→ **Extracted records**:
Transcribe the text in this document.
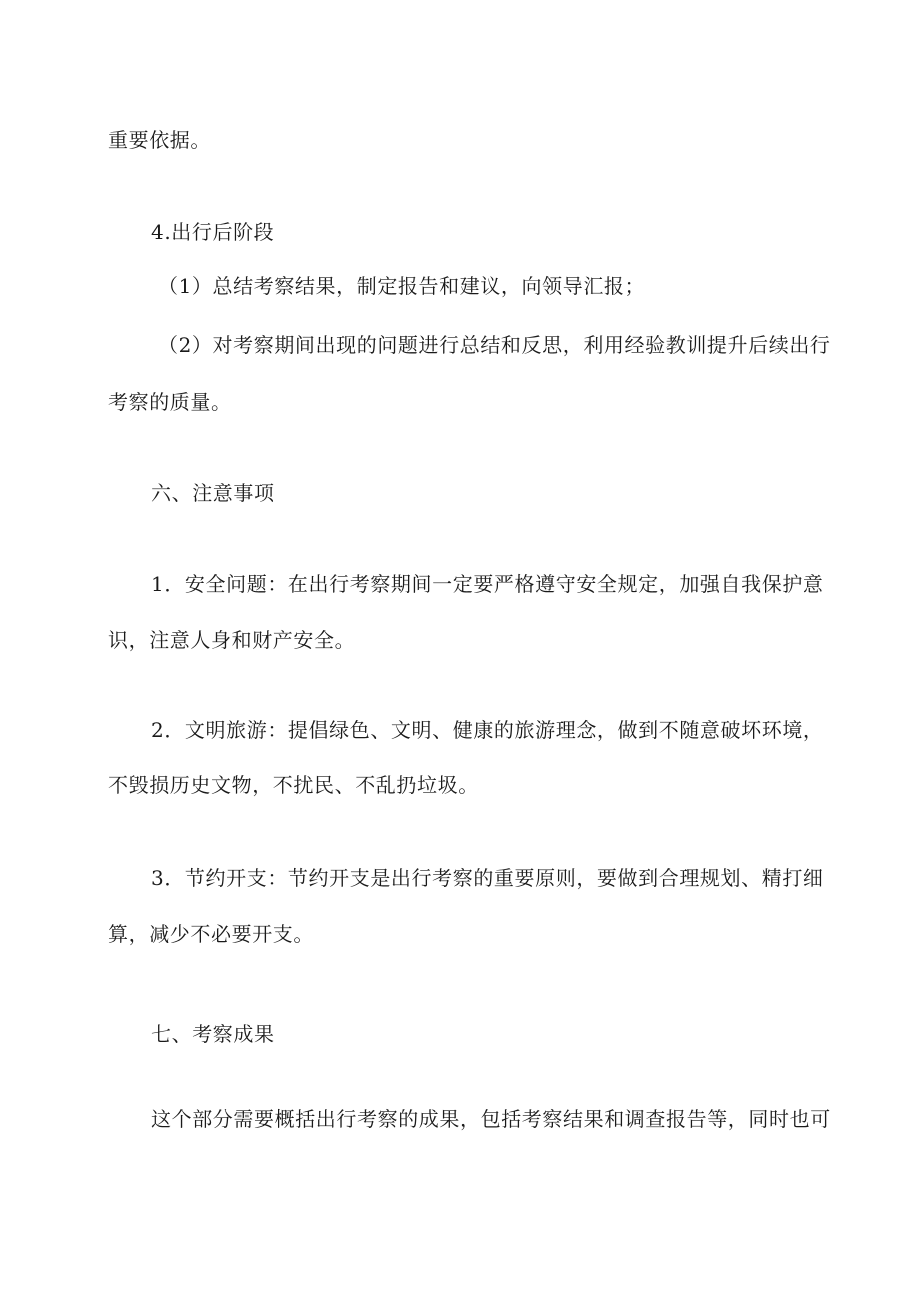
重要依据。
4.出行后阶段
（1）总结考察结果，制定报告和建议，向领导汇报；
（2）对考察期间出现的问题进行总结和反思，利用经验教训提升后续出行
考察的质量。
六、注意事项
1．安全问题：在出行考察期间一定要严格遵守安全规定，加强自我保护意
识，注意人身和财产安全。
2．文明旅游：提倡绿色、文明、健康的旅游理念，做到不随意破坏环境，
不毁损历史文物，不扰民、不乱扔垃圾。
3．节约开支：节约开支是出行考察的重要原则，要做到合理规划、精打细
算，减少不必要开支。
七、考察成果
这个部分需要概括出行考察的成果，包括考察结果和调查报告等，同时也可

→ **Job**: All the lines above are to be given again exactly as they read, with the pictures removed.

→ **Finished task**:
Transcribe the text in this document.
重要依据。
4.出行后阶段
（1）总结考察结果，制定报告和建议，向领导汇报；
（2）对考察期间出现的问题进行总结和反思，利用经验教训提升后续出行
考察的质量。
六、注意事项
1．安全问题：在出行考察期间一定要严格遵守安全规定，加强自我保护意
识，注意人身和财产安全。
2．文明旅游：提倡绿色、文明、健康的旅游理念，做到不随意破坏环境，
不毁损历史文物，不扰民、不乱扔垃圾。
3．节约开支：节约开支是出行考察的重要原则，要做到合理规划、精打细
算，减少不必要开支。
七、考察成果
这个部分需要概括出行考察的成果，包括考察结果和调查报告等，同时也可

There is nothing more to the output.